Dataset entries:
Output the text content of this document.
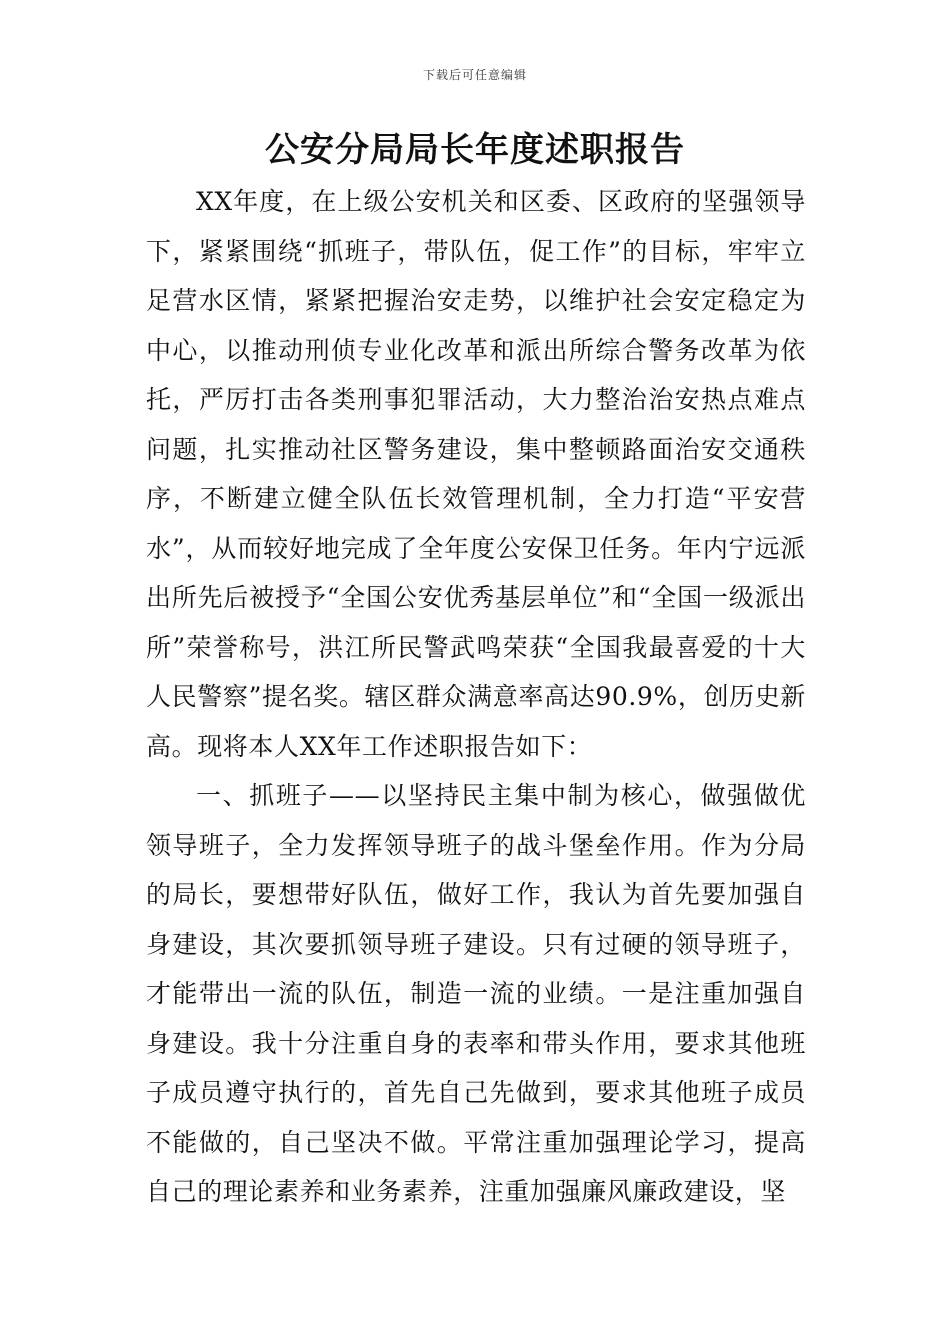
下载后可任意编辑
公安分局局长年度述职报告

XX年度，在上级公安机关和区委、区政府的坚强领导下，紧紧围绕“抓班子，带队伍，促工作”的目标，牢牢立足营水区情，紧紧把握治安走势，以维护社会安定稳定为中心，以推动刑侦专业化改革和派出所综合警务改革为依托，严厉打击各类刑事犯罪活动，大力整治治安热点难点问题，扎实推动社区警务建设，集中整顿路面治安交通秩序，不断建立健全队伍长效管理机制，全力打造“平安营水”，从而较好地完成了全年度公安保卫任务。年内宁远派出所先后被授予“全国公安优秀基层单位”和“全国一级派出所”荣誉称号，洪江所民警武鸣荣获“全国我最喜爱的十大人民警察”提名奖。辖区群众满意率高达90.9%，创历史新高。现将本人XX年工作述职报告如下：

一、抓班子——以坚持民主集中制为核心，做强做优领导班子，全力发挥领导班子的战斗堡垒作用。作为分局的局长，要想带好队伍，做好工作，我认为首先要加强自身建设，其次要抓领导班子建设。只有过硬的领导班子，才能带出一流的队伍，制造一流的业绩。一是注重加强自身建设。我十分注重自身的表率和带头作用，要求其他班子成员遵守执行的，首先自己先做到，要求其他班子成员不能做的，自己坚决不做。平常注重加强理论学习，提高自己的理论素养和业务素养，注重加强廉风廉政建设，坚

** Do this **
Reproduce every record word for word. The copy must contain no pictures.

** Exercise solution **
Output the text content of this document.
下载后可任意编辑
公安分局局长年度述职报告

XX年度，在上级公安机关和区委、区政府的坚强领导下，紧紧围绕“抓班子，带队伍，促工作”的目标，牢牢立足营水区情，紧紧把握治安走势，以维护社会安定稳定为中心，以推动刑侦专业化改革和派出所综合警务改革为依托，严厉打击各类刑事犯罪活动，大力整治治安热点难点问题，扎实推动社区警务建设，集中整顿路面治安交通秩序，不断建立健全队伍长效管理机制，全力打造“平安营水”，从而较好地完成了全年度公安保卫任务。年内宁远派出所先后被授予“全国公安优秀基层单位”和“全国一级派出所”荣誉称号，洪江所民警武鸣荣获“全国我最喜爱的十大人民警察”提名奖。辖区群众满意率高达90.9%，创历史新高。现将本人XX年工作述职报告如下：

一、抓班子——以坚持民主集中制为核心，做强做优领导班子，全力发挥领导班子的战斗堡垒作用。作为分局的局长，要想带好队伍，做好工作，我认为首先要加强自身建设，其次要抓领导班子建设。只有过硬的领导班子，才能带出一流的队伍，制造一流的业绩。一是注重加强自身建设。我十分注重自身的表率和带头作用，要求其他班子成员遵守执行的，首先自己先做到，要求其他班子成员不能做的，自己坚决不做。平常注重加强理论学习，提高自己的理论素养和业务素养，注重加强廉风廉政建设，坚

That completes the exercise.